• Text provided:
****************

Let's see what tomorrow brings. I have food in my fridge, television, internet, and R on the end of the line or on Whatsapp. We will get through this.

Thursday, 16 April 2020

Lockdown - Day 36

I had to check how long I had been at home under lockdown. It's become a blur. I've actually been here for 36 days, or just over 7 weeks.

I've had some contact with the outside world, mainly when I visited Guys for my monthly checkup. That is now on hold and I am waiting for an appointment date to be provided. Other than that I have ventured downstairs to check my post, put the rubbish out or to collect my food parcel. As a kidney transplant patient it seems that I am eligible for them.

It's actually good to be receiving food parcels. I had been using Sainsbury's to deliver my food, in anticipation of the all the panic buying. Now with limited slots available I am becoming reliant on receiving the basics from Southwark Council. And how welcome they are too!

It's actually quite interesting when someone compiles your shopping for you. My regular purchases are not there but instead I have a chance to try all sorts of different foods that I would never normally buy. Even down to the pineapple that I cut up into cubes earlier and partly froze. I do, however, need to think about what to do with 3 tubs of double cream...

The hunt for work continues. I did originally believe that the market was quite buoyant, but now it seems to be shutting down. Twice I have received news that companies are suspending their hiring. Still, I can live quite cheaply for the time being. I only really need to get out of bed for the potential recruitment agent calls (they aren't calling).

****************

• Records supplied:
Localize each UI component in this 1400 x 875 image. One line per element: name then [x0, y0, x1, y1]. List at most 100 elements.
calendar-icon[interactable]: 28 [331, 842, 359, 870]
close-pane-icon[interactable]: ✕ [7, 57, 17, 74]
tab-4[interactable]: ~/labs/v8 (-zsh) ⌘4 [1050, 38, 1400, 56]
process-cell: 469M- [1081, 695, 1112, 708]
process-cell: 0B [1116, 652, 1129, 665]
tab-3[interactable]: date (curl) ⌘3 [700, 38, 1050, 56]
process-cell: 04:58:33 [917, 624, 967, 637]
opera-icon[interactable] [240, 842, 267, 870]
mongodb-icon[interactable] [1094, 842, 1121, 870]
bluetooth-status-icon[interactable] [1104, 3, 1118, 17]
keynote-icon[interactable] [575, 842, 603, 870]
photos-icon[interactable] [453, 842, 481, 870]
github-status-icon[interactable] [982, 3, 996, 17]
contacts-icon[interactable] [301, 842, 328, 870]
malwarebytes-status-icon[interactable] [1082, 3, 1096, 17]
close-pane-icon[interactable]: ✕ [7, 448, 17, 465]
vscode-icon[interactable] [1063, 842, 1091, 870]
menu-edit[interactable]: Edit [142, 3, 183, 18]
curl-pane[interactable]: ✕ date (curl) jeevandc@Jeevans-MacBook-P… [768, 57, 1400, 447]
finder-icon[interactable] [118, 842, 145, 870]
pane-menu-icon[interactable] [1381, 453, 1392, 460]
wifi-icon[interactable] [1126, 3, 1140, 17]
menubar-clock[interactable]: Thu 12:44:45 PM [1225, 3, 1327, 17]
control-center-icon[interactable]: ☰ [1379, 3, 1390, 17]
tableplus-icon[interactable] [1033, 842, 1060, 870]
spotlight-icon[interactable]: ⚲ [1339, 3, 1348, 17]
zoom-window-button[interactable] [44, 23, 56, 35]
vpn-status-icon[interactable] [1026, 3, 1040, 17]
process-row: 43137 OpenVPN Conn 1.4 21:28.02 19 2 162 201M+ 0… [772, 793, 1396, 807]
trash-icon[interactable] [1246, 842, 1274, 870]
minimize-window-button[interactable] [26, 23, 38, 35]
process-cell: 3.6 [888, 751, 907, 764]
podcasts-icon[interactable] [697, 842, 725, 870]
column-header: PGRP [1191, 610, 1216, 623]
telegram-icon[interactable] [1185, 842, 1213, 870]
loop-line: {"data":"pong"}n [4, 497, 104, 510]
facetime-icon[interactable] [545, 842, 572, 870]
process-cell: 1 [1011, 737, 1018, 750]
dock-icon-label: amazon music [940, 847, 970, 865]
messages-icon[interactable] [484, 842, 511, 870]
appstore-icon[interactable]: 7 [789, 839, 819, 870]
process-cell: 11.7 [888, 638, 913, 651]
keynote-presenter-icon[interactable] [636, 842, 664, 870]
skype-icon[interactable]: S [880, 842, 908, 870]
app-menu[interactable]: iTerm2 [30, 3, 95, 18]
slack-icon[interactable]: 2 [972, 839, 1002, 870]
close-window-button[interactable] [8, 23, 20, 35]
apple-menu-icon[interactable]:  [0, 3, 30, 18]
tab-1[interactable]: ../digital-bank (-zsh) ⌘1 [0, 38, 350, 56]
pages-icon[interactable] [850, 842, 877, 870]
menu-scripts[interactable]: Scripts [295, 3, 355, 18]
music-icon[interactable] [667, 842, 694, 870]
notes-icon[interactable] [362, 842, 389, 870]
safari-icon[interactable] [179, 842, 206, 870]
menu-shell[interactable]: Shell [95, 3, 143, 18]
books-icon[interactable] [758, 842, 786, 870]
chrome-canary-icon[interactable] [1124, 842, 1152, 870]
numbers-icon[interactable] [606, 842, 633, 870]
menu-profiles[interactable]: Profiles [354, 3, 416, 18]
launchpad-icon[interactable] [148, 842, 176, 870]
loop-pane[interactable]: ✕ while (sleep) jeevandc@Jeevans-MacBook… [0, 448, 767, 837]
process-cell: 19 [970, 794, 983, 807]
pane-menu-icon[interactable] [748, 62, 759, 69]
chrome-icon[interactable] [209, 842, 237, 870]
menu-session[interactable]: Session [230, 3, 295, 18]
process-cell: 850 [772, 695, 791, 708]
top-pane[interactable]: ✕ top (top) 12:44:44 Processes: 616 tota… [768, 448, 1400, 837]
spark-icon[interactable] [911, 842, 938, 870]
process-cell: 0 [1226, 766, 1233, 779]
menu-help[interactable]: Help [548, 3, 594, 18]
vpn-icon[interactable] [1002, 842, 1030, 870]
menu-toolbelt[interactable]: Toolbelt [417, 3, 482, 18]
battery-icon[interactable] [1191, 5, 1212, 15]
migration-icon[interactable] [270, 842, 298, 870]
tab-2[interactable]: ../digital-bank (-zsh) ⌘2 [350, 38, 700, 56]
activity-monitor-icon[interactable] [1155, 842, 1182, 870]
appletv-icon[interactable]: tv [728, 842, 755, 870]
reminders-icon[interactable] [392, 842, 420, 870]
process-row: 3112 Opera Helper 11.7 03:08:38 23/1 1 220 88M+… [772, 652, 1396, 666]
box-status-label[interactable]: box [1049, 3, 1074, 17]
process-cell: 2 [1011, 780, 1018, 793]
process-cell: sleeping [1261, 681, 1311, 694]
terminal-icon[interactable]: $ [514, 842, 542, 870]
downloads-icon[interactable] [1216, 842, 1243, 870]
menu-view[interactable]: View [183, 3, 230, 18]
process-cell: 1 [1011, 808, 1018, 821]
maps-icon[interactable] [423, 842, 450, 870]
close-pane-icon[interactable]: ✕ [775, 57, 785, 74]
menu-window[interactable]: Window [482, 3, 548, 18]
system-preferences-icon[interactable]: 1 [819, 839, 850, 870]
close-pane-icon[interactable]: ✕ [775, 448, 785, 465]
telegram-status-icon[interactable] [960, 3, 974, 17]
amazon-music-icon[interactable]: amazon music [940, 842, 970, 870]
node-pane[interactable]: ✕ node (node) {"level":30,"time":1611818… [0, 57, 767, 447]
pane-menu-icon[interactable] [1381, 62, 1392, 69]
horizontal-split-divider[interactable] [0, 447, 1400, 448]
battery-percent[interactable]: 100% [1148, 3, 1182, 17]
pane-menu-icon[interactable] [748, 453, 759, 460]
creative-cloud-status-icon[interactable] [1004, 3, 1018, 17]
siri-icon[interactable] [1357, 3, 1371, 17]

****************

• About this exercise:
Answer these questions about the lockdown diary entry.
1. What kind of transplant patient is the writer?
2. Which council is sending the writer food parcels?
3. What fruit did the writer cut into cubes and partly freeze?

• Output of the task:
1. A kidney transplant patient.
2. Southwark Council.
3. Pineapple.